#### RECORDS TO USE

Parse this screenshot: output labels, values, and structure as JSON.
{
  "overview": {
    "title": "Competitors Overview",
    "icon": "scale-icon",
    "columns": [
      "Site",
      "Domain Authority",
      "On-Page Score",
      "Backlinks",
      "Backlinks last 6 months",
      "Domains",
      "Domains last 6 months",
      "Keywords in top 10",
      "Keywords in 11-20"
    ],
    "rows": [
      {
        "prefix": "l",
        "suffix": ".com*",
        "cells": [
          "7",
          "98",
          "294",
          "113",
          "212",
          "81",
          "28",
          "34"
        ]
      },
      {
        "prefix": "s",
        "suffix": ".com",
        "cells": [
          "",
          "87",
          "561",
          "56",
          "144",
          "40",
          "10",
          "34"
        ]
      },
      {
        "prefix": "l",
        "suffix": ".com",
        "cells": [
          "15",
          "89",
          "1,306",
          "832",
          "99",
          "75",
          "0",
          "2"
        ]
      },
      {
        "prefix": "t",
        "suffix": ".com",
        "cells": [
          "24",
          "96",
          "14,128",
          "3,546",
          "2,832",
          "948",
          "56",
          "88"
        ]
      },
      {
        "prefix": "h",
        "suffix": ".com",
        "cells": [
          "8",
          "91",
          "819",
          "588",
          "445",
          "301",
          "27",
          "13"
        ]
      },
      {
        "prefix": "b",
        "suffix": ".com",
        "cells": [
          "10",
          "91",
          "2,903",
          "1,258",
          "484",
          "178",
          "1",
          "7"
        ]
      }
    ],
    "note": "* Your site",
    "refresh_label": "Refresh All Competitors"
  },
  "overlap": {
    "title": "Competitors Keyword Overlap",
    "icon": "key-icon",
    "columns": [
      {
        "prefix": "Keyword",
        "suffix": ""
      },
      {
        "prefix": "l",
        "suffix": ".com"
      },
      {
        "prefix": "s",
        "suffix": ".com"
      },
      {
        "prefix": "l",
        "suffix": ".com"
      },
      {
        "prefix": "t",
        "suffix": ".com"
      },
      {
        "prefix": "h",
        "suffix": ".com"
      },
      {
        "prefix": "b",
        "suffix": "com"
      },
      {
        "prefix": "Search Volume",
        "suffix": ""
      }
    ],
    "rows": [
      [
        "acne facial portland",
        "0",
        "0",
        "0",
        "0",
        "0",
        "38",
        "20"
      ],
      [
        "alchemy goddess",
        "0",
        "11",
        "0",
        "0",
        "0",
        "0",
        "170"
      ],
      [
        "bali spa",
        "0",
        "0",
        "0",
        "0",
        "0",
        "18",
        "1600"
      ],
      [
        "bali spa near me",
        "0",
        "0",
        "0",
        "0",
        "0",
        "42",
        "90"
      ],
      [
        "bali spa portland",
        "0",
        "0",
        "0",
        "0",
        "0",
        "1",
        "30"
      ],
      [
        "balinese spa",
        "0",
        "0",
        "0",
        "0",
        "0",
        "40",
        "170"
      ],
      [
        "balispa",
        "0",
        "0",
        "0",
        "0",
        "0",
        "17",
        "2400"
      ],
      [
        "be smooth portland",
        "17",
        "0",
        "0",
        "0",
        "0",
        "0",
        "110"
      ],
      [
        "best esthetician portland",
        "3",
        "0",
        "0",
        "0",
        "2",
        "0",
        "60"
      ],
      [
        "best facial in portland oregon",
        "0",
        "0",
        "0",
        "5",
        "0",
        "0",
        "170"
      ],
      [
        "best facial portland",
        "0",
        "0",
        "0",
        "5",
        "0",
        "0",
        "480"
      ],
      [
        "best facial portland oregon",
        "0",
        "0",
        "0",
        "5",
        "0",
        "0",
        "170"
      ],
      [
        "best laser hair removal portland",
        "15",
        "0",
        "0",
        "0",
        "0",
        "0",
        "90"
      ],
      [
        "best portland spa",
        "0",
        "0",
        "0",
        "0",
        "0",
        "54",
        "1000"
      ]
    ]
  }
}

########

» WORK TO COMPLETE
Repeat every entry exactly as written above.

» SOLVED PROBLEM
Parse this screenshot: output labels, values, and structure as JSON.
{
  "overview": {
    "title": "Competitors Overview",
    "icon": "scale-icon",
    "columns": [
      "Site",
      "Domain Authority",
      "On-Page Score",
      "Backlinks",
      "Backlinks last 6 months",
      "Domains",
      "Domains last 6 months",
      "Keywords in top 10",
      "Keywords in 11-20"
    ],
    "rows": [
      {
        "prefix": "l",
        "suffix": ".com*",
        "cells": [
          "7",
          "98",
          "294",
          "113",
          "212",
          "81",
          "28",
          "34"
        ]
      },
      {
        "prefix": "s",
        "suffix": ".com",
        "cells": [
          "",
          "87",
          "561",
          "56",
          "144",
          "40",
          "10",
          "34"
        ]
      },
      {
        "prefix": "l",
        "suffix": ".com",
        "cells": [
          "15",
          "89",
          "1,306",
          "832",
          "99",
          "75",
          "0",
          "2"
        ]
      },
      {
        "prefix": "t",
        "suffix": ".com",
        "cells": [
          "24",
          "96",
          "14,128",
          "3,546",
          "2,832",
          "948",
          "56",
          "88"
        ]
      },
      {
        "prefix": "h",
        "suffix": ".com",
        "cells": [
          "8",
          "91",
          "819",
          "588",
          "445",
          "301",
          "27",
          "13"
        ]
      },
      {
        "prefix": "b",
        "suffix": ".com",
        "cells": [
          "10",
          "91",
          "2,903",
          "1,258",
          "484",
          "178",
          "1",
          "7"
        ]
      }
    ],
    "note": "* Your site",
    "refresh_label": "Refresh All Competitors"
  },
  "overlap": {
    "title": "Competitors Keyword Overlap",
    "icon": "key-icon",
    "columns": [
      {
        "prefix": "Keyword",
        "suffix": ""
      },
      {
        "prefix": "l",
        "suffix": ".com"
      },
      {
        "prefix": "s",
        "suffix": ".com"
      },
      {
        "prefix": "l",
        "suffix": ".com"
      },
      {
        "prefix": "t",
        "suffix": ".com"
      },
      {
        "prefix": "h",
        "suffix": ".com"
      },
      {
        "prefix": "b",
        "suffix": "com"
      },
      {
        "prefix": "Search Volume",
        "suffix": ""
      }
    ],
    "rows": [
      [
        "acne facial portland",
        "0",
        "0",
        "0",
        "0",
        "0",
        "38",
        "20"
      ],
      [
        "alchemy goddess",
        "0",
        "11",
        "0",
        "0",
        "0",
        "0",
        "170"
      ],
      [
        "bali spa",
        "0",
        "0",
        "0",
        "0",
        "0",
        "18",
        "1600"
      ],
      [
        "bali spa near me",
        "0",
        "0",
        "0",
        "0",
        "0",
        "42",
        "90"
      ],
      [
        "bali spa portland",
        "0",
        "0",
        "0",
        "0",
        "0",
        "1",
        "30"
      ],
      [
        "balinese spa",
        "0",
        "0",
        "0",
        "0",
        "0",
        "40",
        "170"
      ],
      [
        "balispa",
        "0",
        "0",
        "0",
        "0",
        "0",
        "17",
        "2400"
      ],
      [
        "be smooth portland",
        "17",
        "0",
        "0",
        "0",
        "0",
        "0",
        "110"
      ],
      [
        "best esthetician portland",
        "3",
        "0",
        "0",
        "0",
        "2",
        "0",
        "60"
      ],
      [
        "best facial in portland oregon",
        "0",
        "0",
        "0",
        "5",
        "0",
        "0",
        "170"
      ],
      [
        "best facial portland",
        "0",
        "0",
        "0",
        "5",
        "0",
        "0",
        "480"
      ],
      [
        "best facial portland oregon",
        "0",
        "0",
        "0",
        "5",
        "0",
        "0",
        "170"
      ],
      [
        "best laser hair removal portland",
        "15",
        "0",
        "0",
        "0",
        "0",
        "0",
        "90"
      ],
      [
        "best portland spa",
        "0",
        "0",
        "0",
        "0",
        "0",
        "54",
        "1000"
      ]
    ]
  }
}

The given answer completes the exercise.